**REQUEST**
Write out the listing below again, precisely as it is given.

**INPUT MATERIAL**
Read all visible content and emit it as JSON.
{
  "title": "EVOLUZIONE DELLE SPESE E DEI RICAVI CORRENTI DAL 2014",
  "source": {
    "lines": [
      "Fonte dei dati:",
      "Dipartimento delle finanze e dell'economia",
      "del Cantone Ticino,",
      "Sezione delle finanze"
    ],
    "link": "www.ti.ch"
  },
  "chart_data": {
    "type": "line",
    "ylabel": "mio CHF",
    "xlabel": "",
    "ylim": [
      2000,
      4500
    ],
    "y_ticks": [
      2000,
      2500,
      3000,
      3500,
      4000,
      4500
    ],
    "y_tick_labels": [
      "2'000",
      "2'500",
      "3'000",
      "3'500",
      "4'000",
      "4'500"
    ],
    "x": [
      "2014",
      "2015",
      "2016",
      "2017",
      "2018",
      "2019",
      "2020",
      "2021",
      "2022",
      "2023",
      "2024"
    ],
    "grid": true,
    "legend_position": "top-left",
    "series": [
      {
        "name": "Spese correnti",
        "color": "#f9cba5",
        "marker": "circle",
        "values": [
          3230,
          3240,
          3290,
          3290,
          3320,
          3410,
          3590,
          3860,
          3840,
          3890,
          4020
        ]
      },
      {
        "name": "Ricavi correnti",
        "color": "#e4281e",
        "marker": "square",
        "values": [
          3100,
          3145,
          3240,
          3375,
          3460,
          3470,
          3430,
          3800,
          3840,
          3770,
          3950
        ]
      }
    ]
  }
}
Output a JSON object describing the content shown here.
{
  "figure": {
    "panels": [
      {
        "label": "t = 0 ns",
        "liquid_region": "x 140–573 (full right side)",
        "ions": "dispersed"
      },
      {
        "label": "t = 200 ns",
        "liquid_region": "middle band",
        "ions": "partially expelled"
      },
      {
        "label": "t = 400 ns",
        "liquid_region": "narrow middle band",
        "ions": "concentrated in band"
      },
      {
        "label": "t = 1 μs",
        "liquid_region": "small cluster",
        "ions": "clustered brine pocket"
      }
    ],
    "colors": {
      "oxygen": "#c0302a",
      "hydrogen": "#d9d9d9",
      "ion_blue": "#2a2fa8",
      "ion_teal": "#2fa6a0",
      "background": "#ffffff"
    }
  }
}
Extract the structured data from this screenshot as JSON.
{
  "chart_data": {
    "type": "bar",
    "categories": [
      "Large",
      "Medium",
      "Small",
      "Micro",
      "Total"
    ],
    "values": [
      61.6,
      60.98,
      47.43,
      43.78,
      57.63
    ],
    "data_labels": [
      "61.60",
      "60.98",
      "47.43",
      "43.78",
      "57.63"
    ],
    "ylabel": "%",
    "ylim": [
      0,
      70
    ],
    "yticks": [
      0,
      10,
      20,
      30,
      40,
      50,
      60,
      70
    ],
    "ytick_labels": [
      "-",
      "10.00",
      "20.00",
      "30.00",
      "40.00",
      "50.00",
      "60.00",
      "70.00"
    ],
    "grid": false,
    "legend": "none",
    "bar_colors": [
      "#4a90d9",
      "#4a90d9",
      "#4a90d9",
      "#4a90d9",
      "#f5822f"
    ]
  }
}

**EXERCISE OUTPUT**
Read all visible content and emit it as JSON.
{
  "title": "EVOLUZIONE DELLE SPESE E DEI RICAVI CORRENTI DAL 2014",
  "source": {
    "lines": [
      "Fonte dei dati:",
      "Dipartimento delle finanze e dell'economia",
      "del Cantone Ticino,",
      "Sezione delle finanze"
    ],
    "link": "www.ti.ch"
  },
  "chart_data": {
    "type": "line",
    "ylabel": "mio CHF",
    "xlabel": "",
    "ylim": [
      2000,
      4500
    ],
    "y_ticks": [
      2000,
      2500,
      3000,
      3500,
      4000,
      4500
    ],
    "y_tick_labels": [
      "2'000",
      "2'500",
      "3'000",
      "3'500",
      "4'000",
      "4'500"
    ],
    "x": [
      "2014",
      "2015",
      "2016",
      "2017",
      "2018",
      "2019",
      "2020",
      "2021",
      "2022",
      "2023",
      "2024"
    ],
    "grid": true,
    "legend_position": "top-left",
    "series": [
      {
        "name": "Spese correnti",
        "color": "#f9cba5",
        "marker": "circle",
        "values": [
          3230,
          3240,
          3290,
          3290,
          3320,
          3410,
          3590,
          3860,
          3840,
          3890,
          4020
        ]
      },
      {
        "name": "Ricavi correnti",
        "color": "#e4281e",
        "marker": "square",
        "values": [
          3100,
          3145,
          3240,
          3375,
          3460,
          3470,
          3430,
          3800,
          3840,
          3770,
          3950
        ]
      }
    ]
  }
}
Output a JSON object describing the content shown here.
{
  "figure": {
    "panels": [
      {
        "label": "t = 0 ns",
        "liquid_region": "x 140–573 (full right side)",
        "ions": "dispersed"
      },
      {
        "label": "t = 200 ns",
        "liquid_region": "middle band",
        "ions": "partially expelled"
      },
      {
        "label": "t = 400 ns",
        "liquid_region": "narrow middle band",
        "ions": "concentrated in band"
      },
      {
        "label": "t = 1 μs",
        "liquid_region": "small cluster",
        "ions": "clustered brine pocket"
      }
    ],
    "colors": {
      "oxygen": "#c0302a",
      "hydrogen": "#d9d9d9",
      "ion_blue": "#2a2fa8",
      "ion_teal": "#2fa6a0",
      "background": "#ffffff"
    }
  }
}
Extract the structured data from this screenshot as JSON.
{
  "chart_data": {
    "type": "bar",
    "categories": [
      "Large",
      "Medium",
      "Small",
      "Micro",
      "Total"
    ],
    "values": [
      61.6,
      60.98,
      47.43,
      43.78,
      57.63
    ],
    "data_labels": [
      "61.60",
      "60.98",
      "47.43",
      "43.78",
      "57.63"
    ],
    "ylabel": "%",
    "ylim": [
      0,
      70
    ],
    "yticks": [
      0,
      10,
      20,
      30,
      40,
      50,
      60,
      70
    ],
    "ytick_labels": [
      "-",
      "10.00",
      "20.00",
      "30.00",
      "40.00",
      "50.00",
      "60.00",
      "70.00"
    ],
    "grid": false,
    "legend": "none",
    "bar_colors": [
      "#4a90d9",
      "#4a90d9",
      "#4a90d9",
      "#4a90d9",
      "#f5822f"
    ]
  }
}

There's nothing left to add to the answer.